'''

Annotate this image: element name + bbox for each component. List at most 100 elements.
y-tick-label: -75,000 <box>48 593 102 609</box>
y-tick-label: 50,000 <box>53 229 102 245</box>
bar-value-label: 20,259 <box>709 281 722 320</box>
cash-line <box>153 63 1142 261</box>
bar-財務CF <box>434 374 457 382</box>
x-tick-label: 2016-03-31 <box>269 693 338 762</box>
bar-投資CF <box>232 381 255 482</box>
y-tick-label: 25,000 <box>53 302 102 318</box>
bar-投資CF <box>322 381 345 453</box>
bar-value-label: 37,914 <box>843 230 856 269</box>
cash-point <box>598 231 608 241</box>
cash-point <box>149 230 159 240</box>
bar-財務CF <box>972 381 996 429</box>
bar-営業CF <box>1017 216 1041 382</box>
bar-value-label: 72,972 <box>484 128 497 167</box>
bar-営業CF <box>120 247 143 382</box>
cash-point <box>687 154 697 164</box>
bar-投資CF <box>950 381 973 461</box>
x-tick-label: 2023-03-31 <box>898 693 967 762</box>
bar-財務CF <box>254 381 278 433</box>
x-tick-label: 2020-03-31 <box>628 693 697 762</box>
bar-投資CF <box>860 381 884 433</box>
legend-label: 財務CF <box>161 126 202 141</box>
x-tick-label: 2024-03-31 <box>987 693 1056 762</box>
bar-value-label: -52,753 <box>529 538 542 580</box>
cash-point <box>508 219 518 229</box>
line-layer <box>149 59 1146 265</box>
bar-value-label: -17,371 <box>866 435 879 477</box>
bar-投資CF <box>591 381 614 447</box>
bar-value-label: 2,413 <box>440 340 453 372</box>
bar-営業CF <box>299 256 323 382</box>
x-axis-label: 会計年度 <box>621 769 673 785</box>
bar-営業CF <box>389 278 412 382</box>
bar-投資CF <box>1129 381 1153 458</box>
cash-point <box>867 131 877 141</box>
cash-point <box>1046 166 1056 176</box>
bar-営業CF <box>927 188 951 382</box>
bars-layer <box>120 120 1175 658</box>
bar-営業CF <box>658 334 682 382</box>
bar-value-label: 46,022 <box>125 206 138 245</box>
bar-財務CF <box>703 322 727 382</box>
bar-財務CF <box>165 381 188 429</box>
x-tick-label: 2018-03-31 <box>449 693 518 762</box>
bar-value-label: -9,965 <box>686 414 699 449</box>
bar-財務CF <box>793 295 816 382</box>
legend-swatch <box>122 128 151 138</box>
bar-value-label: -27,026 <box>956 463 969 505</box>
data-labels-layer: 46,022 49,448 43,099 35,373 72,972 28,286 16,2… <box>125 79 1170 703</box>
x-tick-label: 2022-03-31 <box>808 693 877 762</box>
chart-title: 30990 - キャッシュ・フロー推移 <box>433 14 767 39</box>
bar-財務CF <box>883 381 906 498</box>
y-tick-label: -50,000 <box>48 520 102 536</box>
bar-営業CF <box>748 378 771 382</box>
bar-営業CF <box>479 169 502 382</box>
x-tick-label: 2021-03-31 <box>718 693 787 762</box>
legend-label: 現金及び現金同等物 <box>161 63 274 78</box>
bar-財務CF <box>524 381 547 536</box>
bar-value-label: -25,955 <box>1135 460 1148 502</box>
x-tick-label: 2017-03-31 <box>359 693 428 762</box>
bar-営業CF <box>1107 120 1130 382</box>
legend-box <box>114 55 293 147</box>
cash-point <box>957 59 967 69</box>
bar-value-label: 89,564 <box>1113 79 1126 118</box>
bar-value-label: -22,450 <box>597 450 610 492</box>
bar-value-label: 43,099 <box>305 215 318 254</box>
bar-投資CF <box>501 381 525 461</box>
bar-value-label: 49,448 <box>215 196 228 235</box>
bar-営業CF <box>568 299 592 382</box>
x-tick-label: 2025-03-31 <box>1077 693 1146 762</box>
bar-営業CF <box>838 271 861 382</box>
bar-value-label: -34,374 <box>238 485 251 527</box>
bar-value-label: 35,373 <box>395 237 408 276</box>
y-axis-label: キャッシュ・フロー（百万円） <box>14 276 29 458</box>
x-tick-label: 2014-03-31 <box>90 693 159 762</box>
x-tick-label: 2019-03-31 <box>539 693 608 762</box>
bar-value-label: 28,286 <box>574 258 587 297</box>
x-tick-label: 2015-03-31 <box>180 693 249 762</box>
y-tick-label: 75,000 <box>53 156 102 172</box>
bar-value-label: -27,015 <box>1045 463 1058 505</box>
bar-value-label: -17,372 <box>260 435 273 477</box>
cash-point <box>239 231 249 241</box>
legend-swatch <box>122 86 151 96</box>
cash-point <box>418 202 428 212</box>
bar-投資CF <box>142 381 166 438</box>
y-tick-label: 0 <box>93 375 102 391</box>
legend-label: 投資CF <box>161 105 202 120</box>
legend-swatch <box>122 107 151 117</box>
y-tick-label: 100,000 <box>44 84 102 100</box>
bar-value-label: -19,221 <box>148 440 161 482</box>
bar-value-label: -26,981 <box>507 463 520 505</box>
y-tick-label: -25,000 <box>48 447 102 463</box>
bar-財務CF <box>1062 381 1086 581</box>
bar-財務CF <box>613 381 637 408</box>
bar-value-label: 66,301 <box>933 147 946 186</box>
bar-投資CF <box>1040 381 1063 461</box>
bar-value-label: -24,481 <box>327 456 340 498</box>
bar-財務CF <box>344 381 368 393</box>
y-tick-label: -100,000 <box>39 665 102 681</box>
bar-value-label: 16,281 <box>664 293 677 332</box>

'''

**Given task**
Reproduce the items above word for word, from the start through the line that contains "cash-point <box>867 131 877 141</box>".

**Exercise answer**
Annotate this image: element name + bbox for each component. List at most 100 elements.
y-tick-label: -75,000 <box>48 593 102 609</box>
y-tick-label: 50,000 <box>53 229 102 245</box>
bar-value-label: 20,259 <box>709 281 722 320</box>
cash-line <box>153 63 1142 261</box>
bar-財務CF <box>434 374 457 382</box>
x-tick-label: 2016-03-31 <box>269 693 338 762</box>
bar-投資CF <box>232 381 255 482</box>
y-tick-label: 25,000 <box>53 302 102 318</box>
bar-投資CF <box>322 381 345 453</box>
bar-value-label: 37,914 <box>843 230 856 269</box>
cash-point <box>598 231 608 241</box>
cash-point <box>149 230 159 240</box>
bar-財務CF <box>972 381 996 429</box>
bar-営業CF <box>1017 216 1041 382</box>
bar-value-label: 72,972 <box>484 128 497 167</box>
bar-営業CF <box>120 247 143 382</box>
cash-point <box>687 154 697 164</box>
bar-投資CF <box>950 381 973 461</box>
x-tick-label: 2023-03-31 <box>898 693 967 762</box>
bar-財務CF <box>254 381 278 433</box>
x-tick-label: 2020-03-31 <box>628 693 697 762</box>
bar-投資CF <box>860 381 884 433</box>
legend-label: 財務CF <box>161 126 202 141</box>
x-tick-label: 2024-03-31 <box>987 693 1056 762</box>
bar-value-label: -52,753 <box>529 538 542 580</box>
cash-point <box>508 219 518 229</box>
line-layer <box>149 59 1146 265</box>
bar-value-label: -17,371 <box>866 435 879 477</box>
bar-投資CF <box>591 381 614 447</box>
bar-value-label: 2,413 <box>440 340 453 372</box>
bar-営業CF <box>299 256 323 382</box>
x-axis-label: 会計年度 <box>621 769 673 785</box>
bar-営業CF <box>389 278 412 382</box>
bar-投資CF <box>1129 381 1153 458</box>
cash-point <box>867 131 877 141</box>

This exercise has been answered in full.